* **SOURCE DATA**:
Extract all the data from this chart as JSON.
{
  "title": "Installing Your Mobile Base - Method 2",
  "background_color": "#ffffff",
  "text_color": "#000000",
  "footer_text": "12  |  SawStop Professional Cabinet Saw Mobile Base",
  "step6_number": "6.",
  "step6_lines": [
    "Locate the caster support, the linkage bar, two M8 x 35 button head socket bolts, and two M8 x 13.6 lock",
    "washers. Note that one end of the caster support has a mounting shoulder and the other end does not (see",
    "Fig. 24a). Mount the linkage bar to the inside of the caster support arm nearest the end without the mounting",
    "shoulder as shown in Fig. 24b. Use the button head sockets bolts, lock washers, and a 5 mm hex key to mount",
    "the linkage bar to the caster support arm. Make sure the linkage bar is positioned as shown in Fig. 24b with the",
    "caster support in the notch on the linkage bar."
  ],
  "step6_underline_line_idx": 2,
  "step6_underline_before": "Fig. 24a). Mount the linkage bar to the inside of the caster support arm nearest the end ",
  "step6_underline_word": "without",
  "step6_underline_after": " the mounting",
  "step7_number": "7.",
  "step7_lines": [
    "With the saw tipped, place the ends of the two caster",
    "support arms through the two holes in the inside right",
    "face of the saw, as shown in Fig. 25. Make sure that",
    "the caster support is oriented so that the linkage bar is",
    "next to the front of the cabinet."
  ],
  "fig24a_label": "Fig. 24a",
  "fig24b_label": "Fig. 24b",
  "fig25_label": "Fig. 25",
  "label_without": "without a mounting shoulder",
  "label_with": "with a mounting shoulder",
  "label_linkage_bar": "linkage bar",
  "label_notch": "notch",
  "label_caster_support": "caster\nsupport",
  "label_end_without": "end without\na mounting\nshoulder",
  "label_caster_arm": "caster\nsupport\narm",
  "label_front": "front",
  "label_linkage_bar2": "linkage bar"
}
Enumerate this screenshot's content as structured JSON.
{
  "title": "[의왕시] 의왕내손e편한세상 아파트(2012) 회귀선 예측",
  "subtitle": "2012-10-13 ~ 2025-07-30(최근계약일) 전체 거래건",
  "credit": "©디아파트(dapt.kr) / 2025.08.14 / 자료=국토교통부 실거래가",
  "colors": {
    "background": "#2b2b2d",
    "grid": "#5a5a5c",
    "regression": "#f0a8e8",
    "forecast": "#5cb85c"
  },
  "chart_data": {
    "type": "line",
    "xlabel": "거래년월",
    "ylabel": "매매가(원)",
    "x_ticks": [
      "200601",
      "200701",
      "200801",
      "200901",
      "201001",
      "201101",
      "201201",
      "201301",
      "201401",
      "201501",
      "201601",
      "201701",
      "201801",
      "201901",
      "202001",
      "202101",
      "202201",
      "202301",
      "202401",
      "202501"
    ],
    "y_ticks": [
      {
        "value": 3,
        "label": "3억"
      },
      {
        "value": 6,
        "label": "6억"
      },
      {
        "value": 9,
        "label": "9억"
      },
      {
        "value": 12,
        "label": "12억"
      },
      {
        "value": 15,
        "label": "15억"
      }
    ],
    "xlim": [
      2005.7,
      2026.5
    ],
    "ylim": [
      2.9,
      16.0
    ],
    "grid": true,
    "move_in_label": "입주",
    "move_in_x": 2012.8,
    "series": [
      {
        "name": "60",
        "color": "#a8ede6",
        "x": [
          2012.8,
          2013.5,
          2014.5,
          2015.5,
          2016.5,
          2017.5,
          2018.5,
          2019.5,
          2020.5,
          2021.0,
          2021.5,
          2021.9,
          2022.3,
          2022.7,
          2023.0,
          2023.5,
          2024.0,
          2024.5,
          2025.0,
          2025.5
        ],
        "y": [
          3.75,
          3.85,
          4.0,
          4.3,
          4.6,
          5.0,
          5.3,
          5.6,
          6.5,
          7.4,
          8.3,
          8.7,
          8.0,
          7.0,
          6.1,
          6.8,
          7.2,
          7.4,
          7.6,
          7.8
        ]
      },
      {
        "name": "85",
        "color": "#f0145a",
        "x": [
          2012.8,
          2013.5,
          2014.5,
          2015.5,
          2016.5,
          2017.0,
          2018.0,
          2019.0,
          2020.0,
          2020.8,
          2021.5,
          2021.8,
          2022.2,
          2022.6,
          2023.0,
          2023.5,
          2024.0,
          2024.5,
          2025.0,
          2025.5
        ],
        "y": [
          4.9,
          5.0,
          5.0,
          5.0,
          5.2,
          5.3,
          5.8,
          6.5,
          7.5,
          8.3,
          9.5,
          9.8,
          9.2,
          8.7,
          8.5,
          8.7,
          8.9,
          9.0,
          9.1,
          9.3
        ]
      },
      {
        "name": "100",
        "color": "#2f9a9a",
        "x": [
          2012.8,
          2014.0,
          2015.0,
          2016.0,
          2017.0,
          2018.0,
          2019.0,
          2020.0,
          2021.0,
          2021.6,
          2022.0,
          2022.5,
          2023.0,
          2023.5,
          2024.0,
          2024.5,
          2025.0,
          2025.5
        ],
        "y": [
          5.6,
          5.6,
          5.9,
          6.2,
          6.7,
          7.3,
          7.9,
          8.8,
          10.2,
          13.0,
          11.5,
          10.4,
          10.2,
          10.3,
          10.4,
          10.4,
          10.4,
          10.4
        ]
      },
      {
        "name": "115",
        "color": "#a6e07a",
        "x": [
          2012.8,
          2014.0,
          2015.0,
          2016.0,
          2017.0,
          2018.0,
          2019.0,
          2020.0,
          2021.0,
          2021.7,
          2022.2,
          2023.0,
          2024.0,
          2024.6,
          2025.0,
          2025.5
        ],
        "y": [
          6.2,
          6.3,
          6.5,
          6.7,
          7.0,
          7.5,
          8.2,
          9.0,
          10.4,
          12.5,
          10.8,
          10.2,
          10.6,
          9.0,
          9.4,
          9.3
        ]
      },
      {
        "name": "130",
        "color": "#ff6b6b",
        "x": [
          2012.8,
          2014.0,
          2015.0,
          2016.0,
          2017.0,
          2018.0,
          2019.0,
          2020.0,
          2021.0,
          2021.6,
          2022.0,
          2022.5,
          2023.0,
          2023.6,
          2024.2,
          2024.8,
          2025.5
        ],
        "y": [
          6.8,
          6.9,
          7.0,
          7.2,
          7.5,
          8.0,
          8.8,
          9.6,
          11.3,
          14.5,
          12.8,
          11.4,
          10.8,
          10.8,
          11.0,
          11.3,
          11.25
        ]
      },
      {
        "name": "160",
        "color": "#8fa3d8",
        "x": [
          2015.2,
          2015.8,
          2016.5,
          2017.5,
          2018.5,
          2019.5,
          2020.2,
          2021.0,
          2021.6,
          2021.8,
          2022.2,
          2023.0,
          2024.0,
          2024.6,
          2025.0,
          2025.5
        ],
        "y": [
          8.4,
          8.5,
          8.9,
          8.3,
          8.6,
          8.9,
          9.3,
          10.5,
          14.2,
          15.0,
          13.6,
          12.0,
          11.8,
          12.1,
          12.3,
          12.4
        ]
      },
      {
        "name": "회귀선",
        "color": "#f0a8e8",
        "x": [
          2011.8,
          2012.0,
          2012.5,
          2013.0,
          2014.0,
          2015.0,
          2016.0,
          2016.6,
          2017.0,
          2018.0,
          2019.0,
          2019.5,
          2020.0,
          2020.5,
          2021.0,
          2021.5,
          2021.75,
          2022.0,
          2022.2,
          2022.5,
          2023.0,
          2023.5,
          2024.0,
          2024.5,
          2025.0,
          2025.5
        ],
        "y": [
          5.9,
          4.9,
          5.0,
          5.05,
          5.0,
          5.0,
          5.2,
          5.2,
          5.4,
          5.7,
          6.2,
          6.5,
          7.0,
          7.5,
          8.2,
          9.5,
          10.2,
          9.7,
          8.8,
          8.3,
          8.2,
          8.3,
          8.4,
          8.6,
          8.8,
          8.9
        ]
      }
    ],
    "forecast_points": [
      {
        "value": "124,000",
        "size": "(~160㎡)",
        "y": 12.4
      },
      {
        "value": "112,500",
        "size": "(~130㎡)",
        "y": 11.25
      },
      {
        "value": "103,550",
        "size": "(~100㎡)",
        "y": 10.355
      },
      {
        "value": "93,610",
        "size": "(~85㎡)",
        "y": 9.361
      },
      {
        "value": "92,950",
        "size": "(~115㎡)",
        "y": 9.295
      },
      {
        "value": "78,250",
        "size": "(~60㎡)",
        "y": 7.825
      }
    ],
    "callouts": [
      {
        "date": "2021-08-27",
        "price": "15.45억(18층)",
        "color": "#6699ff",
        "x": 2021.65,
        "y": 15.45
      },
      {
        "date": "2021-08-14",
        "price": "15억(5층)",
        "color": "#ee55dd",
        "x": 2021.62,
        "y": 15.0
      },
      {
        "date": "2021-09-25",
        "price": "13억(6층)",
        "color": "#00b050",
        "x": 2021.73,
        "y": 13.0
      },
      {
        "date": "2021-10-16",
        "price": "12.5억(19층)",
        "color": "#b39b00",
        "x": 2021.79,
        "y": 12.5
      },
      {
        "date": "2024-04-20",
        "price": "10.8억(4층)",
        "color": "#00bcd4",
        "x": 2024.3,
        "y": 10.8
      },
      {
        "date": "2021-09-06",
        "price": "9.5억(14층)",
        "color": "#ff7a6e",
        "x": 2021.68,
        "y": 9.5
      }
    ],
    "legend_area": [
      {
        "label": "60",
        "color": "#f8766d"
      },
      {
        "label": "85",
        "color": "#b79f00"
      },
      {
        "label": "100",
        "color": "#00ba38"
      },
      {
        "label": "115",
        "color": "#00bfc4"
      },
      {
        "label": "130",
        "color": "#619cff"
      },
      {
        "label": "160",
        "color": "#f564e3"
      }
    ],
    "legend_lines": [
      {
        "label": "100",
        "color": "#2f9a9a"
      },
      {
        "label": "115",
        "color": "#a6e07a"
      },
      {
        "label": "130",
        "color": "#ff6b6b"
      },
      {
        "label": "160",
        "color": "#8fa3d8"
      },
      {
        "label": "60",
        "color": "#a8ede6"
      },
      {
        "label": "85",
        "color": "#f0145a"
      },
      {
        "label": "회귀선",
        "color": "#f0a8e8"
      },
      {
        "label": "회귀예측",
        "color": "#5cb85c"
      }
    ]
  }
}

* **BRIEF**:
Which lines contain "inside"? Copy each of them out.

* **OUTPUT OF THE TASK**:
    "Fig. 24a). Mount the linkage bar to the inside of the caster support arm nearest the end without the mounting",
  "step6_underline_before": "Fig. 24a). Mount the linkage bar to the inside of the caster support arm nearest the end ",
    "support arms through the two holes in the inside right",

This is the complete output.